### Records provided

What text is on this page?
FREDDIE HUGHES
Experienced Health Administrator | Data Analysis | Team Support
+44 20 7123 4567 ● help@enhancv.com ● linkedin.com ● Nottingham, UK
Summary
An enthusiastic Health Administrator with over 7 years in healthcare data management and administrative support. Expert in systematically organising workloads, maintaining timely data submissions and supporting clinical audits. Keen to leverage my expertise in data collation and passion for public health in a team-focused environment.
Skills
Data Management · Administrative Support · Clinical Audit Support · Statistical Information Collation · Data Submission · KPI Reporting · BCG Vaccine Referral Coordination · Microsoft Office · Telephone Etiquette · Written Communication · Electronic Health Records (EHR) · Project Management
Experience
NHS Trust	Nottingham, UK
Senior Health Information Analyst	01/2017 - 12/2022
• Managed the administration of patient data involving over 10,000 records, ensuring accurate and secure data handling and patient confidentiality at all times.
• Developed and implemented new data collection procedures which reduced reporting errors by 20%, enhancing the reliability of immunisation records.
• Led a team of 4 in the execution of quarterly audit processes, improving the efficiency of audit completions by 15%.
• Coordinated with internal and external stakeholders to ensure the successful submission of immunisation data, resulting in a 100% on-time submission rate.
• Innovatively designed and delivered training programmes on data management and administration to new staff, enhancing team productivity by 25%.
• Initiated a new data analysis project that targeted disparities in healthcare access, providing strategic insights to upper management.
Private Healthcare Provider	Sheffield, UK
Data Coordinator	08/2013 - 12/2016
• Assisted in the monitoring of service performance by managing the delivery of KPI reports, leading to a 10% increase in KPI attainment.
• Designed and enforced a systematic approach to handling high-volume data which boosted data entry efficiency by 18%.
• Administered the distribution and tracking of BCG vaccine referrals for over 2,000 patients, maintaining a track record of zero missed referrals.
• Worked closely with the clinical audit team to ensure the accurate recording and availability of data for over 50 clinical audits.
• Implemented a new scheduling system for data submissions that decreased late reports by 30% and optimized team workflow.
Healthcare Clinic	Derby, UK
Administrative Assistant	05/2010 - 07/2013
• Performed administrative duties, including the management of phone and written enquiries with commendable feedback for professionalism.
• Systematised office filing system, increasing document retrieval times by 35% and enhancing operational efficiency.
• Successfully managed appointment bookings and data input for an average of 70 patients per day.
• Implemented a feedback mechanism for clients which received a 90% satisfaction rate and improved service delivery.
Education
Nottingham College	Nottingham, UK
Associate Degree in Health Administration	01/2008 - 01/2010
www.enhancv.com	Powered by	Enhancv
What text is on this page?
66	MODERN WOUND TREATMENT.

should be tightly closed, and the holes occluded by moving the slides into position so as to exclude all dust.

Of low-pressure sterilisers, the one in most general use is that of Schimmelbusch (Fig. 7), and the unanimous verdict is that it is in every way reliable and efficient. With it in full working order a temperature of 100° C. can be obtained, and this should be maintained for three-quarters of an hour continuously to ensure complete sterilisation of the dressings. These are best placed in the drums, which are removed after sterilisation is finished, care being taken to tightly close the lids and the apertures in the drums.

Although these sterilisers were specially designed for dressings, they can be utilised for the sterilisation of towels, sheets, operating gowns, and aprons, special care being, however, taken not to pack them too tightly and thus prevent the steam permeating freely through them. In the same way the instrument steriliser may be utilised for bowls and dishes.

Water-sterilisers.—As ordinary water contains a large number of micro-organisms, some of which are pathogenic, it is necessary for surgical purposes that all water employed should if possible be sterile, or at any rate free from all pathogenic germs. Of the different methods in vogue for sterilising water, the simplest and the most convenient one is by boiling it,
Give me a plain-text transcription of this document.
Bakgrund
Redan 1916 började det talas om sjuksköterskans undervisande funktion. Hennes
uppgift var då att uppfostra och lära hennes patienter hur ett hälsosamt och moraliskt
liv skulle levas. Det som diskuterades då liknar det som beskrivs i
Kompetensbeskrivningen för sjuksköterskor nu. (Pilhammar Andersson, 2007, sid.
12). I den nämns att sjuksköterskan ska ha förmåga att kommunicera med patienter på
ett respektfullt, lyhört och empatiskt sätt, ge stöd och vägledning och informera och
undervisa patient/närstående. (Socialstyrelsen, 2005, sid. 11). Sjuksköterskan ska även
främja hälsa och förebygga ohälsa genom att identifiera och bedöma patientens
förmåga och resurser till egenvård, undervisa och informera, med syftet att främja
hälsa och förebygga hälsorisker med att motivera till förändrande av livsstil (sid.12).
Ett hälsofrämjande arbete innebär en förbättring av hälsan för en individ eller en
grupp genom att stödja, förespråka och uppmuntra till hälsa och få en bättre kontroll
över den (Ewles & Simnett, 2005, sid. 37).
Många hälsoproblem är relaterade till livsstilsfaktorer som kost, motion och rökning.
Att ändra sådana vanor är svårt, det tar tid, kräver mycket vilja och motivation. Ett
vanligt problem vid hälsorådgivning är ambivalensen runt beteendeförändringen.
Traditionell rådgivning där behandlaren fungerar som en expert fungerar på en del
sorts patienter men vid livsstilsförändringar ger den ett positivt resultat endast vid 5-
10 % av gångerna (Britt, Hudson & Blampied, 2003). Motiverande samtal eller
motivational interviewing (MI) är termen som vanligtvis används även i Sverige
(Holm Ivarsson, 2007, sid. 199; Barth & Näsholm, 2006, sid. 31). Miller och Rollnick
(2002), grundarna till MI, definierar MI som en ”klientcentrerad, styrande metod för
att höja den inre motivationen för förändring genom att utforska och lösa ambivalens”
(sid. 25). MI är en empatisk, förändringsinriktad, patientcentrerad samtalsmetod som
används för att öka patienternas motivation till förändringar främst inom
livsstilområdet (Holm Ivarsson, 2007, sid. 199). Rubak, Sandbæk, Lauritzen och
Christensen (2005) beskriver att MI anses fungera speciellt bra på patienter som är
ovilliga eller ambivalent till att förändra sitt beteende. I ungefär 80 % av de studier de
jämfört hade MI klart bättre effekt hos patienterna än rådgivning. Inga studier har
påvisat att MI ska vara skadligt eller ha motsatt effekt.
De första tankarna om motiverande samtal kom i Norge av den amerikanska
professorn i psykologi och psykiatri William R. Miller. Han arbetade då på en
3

######

Could you copy each line above word for word?

**Answer space**.
What text is on this page?
FREDDIE HUGHES
Experienced Health Administrator | Data Analysis | Team Support
+44 20 7123 4567 ● help@enhancv.com ● linkedin.com ● Nottingham, UK
Summary
An enthusiastic Health Administrator with over 7 years in healthcare data management and administrative support. Expert in systematically organising workloads, maintaining timely data submissions and supporting clinical audits. Keen to leverage my expertise in data collation and passion for public health in a team-focused environment.
Skills
Data Management · Administrative Support · Clinical Audit Support · Statistical Information Collation · Data Submission · KPI Reporting · BCG Vaccine Referral Coordination · Microsoft Office · Telephone Etiquette · Written Communication · Electronic Health Records (EHR) · Project Management
Experience
NHS Trust	Nottingham, UK
Senior Health Information Analyst	01/2017 - 12/2022
• Managed the administration of patient data involving over 10,000 records, ensuring accurate and secure data handling and patient confidentiality at all times.
• Developed and implemented new data collection procedures which reduced reporting errors by 20%, enhancing the reliability of immunisation records.
• Led a team of 4 in the execution of quarterly audit processes, improving the efficiency of audit completions by 15%.
• Coordinated with internal and external stakeholders to ensure the successful submission of immunisation data, resulting in a 100% on-time submission rate.
• Innovatively designed and delivered training programmes on data management and administration to new staff, enhancing team productivity by 25%.
• Initiated a new data analysis project that targeted disparities in healthcare access, providing strategic insights to upper management.
Private Healthcare Provider	Sheffield, UK
Data Coordinator	08/2013 - 12/2016
• Assisted in the monitoring of service performance by managing the delivery of KPI reports, leading to a 10% increase in KPI attainment.
• Designed and enforced a systematic approach to handling high-volume data which boosted data entry efficiency by 18%.
• Administered the distribution and tracking of BCG vaccine referrals for over 2,000 patients, maintaining a track record of zero missed referrals.
• Worked closely with the clinical audit team to ensure the accurate recording and availability of data for over 50 clinical audits.
• Implemented a new scheduling system for data submissions that decreased late reports by 30% and optimized team workflow.
Healthcare Clinic	Derby, UK
Administrative Assistant	05/2010 - 07/2013
• Performed administrative duties, including the management of phone and written enquiries with commendable feedback for professionalism.
• Systematised office filing system, increasing document retrieval times by 35% and enhancing operational efficiency.
• Successfully managed appointment bookings and data input for an average of 70 patients per day.
• Implemented a feedback mechanism for clients which received a 90% satisfaction rate and improved service delivery.
Education
Nottingham College	Nottingham, UK
Associate Degree in Health Administration	01/2008 - 01/2010
www.enhancv.com	Powered by	Enhancv
What text is on this page?
66	MODERN WOUND TREATMENT.

should be tightly closed, and the holes occluded by moving the slides into position so as to exclude all dust.

Of low-pressure sterilisers, the one in most general use is that of Schimmelbusch (Fig. 7), and the unanimous verdict is that it is in every way reliable and efficient. With it in full working order a temperature of 100° C. can be obtained, and this should be maintained for three-quarters of an hour continuously to ensure complete sterilisation of the dressings. These are best placed in the drums, which are removed after sterilisation is finished, care being taken to tightly close the lids and the apertures in the drums.

Although these sterilisers were specially designed for dressings, they can be utilised for the sterilisation of towels, sheets, operating gowns, and aprons, special care being, however, taken not to pack them too tightly and thus prevent the steam permeating freely through them. In the same way the instrument steriliser may be utilised for bowls and dishes.

Water-sterilisers.—As ordinary water contains a large number of micro-organisms, some of which are pathogenic, it is necessary for surgical purposes that all water employed should if possible be sterile, or at any rate free from all pathogenic germs. Of the different methods in vogue for sterilising water, the simplest and the most convenient one is by boiling it,
Give me a plain-text transcription of this document.
Bakgrund
Redan 1916 började det talas om sjuksköterskans undervisande funktion. Hennes
uppgift var då att uppfostra och lära hennes patienter hur ett hälsosamt och moraliskt
liv skulle levas. Det som diskuterades då liknar det som beskrivs i
Kompetensbeskrivningen för sjuksköterskor nu. (Pilhammar Andersson, 2007, sid.
12). I den nämns att sjuksköterskan ska ha förmåga att kommunicera med patienter på
ett respektfullt, lyhört och empatiskt sätt, ge stöd och vägledning och informera och
undervisa patient/närstående. (Socialstyrelsen, 2005, sid. 11). Sjuksköterskan ska även
främja hälsa och förebygga ohälsa genom att identifiera och bedöma patientens
förmåga och resurser till egenvård, undervisa och informera, med syftet att främja
hälsa och förebygga hälsorisker med att motivera till förändrande av livsstil (sid.12).
Ett hälsofrämjande arbete innebär en förbättring av hälsan för en individ eller en
grupp genom att stödja, förespråka och uppmuntra till hälsa och få en bättre kontroll
över den (Ewles & Simnett, 2005, sid. 37).
Många hälsoproblem är relaterade till livsstilsfaktorer som kost, motion och rökning.
Att ändra sådana vanor är svårt, det tar tid, kräver mycket vilja och motivation. Ett
vanligt problem vid hälsorådgivning är ambivalensen runt beteendeförändringen.
Traditionell rådgivning där behandlaren fungerar som en expert fungerar på en del
sorts patienter men vid livsstilsförändringar ger den ett positivt resultat endast vid 5-
10 % av gångerna (Britt, Hudson & Blampied, 2003). Motiverande samtal eller
motivational interviewing (MI) är termen som vanligtvis används även i Sverige
(Holm Ivarsson, 2007, sid. 199; Barth & Näsholm, 2006, sid. 31). Miller och Rollnick
(2002), grundarna till MI, definierar MI som en ”klientcentrerad, styrande metod för
att höja den inre motivationen för förändring genom att utforska och lösa ambivalens”
(sid. 25). MI är en empatisk, förändringsinriktad, patientcentrerad samtalsmetod som
används för att öka patienternas motivation till förändringar främst inom
livsstilområdet (Holm Ivarsson, 2007, sid. 199). Rubak, Sandbæk, Lauritzen och
Christensen (2005) beskriver att MI anses fungera speciellt bra på patienter som är
ovilliga eller ambivalent till att förändra sitt beteende. I ungefär 80 % av de studier de
jämfört hade MI klart bättre effekt hos patienterna än rådgivning. Inga studier har
påvisat att MI ska vara skadligt eller ha motsatt effekt.
De första tankarna om motiverande samtal kom i Norge av den amerikanska
professorn i psykologi och psykiatri William R. Miller. Han arbetade då på en
3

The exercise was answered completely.